-- Tasks and exercises --
A: Answer these questions about the cheese ravioli lasagna recipe:
(i) To what temperature should the oven be preheated?
(ii) How much bulk Italian sausage does the recipe list?
(iii) What size baking dish does step 1 call for?
B: Copy the listing word for word, from its first line through the line containing "trace-lower [100,458,695,487]", inclusive.

-- Passage shown --
Friday, December 31, 2010

Cheese Ravioli Lasagna



Easy and very tastey. This was a win all the way around!

What's Needed:

2 24 oz. jars pasta sauce with tomato and basil
12 oz. bulk Italian sausage
2 C. chopped tomatoes
1 15-oz. carton ricotta cheese
1/2 C. milk
1/4 tsp. ground nutmeg
2 9-oz. packages refrigerated light cheese-filled ravioli
1 1/2 C. shredded part-skim mozzerella cheese

1. Preheat oven to 375. Spread about 1/2 C. of the pasta sauce in the bottom of an ungreased 9x13-inch baking dish. Set the remaining pasta sauce aside.

2. In a skillet, cook sausage over medium-high heat until cooked through. Drain off fat. Stir the remaining pasta sauce and chopped tomatoes into cooked sausage; set aside.

3. In a medium bowl, combine ricatta cheese, milk, nutmeg; set aside.

-- Record set --
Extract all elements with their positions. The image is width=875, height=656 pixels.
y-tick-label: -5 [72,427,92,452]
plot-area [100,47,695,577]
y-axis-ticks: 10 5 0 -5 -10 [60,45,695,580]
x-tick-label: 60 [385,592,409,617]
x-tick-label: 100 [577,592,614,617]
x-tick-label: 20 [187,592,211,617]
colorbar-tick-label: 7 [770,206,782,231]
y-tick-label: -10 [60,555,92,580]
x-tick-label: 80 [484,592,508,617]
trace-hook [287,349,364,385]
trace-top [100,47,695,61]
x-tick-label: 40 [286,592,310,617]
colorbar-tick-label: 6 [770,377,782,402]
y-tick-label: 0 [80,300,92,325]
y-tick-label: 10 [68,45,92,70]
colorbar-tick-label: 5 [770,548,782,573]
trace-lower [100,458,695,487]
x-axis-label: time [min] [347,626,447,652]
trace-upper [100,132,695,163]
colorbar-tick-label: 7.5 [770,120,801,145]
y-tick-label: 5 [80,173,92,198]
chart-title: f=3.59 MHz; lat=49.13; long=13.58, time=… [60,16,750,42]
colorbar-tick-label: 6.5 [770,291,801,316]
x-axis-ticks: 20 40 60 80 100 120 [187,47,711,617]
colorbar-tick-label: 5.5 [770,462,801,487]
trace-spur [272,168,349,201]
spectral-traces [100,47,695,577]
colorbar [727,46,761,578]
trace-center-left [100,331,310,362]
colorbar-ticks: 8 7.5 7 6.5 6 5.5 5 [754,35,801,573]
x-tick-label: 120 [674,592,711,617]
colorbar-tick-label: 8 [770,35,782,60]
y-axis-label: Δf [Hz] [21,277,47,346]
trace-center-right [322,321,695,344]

-- Solutions --
A:
(i) 375
(ii) 12 oz.
(iii) An ungreased 9x13-inch baking dish

B:
Extract all elements with their positions. The image is width=875, height=656 pixels.
y-tick-label: -5 [72,427,92,452]
plot-area [100,47,695,577]
y-axis-ticks: 10 5 0 -5 -10 [60,45,695,580]
x-tick-label: 60 [385,592,409,617]
x-tick-label: 100 [577,592,614,617]
x-tick-label: 20 [187,592,211,617]
colorbar-tick-label: 7 [770,206,782,231]
y-tick-label: -10 [60,555,92,580]
x-tick-label: 80 [484,592,508,617]
trace-hook [287,349,364,385]
trace-top [100,47,695,61]
x-tick-label: 40 [286,592,310,617]
colorbar-tick-label: 6 [770,377,782,402]
y-tick-label: 0 [80,300,92,325]
y-tick-label: 10 [68,45,92,70]
colorbar-tick-label: 5 [770,548,782,573]
trace-lower [100,458,695,487]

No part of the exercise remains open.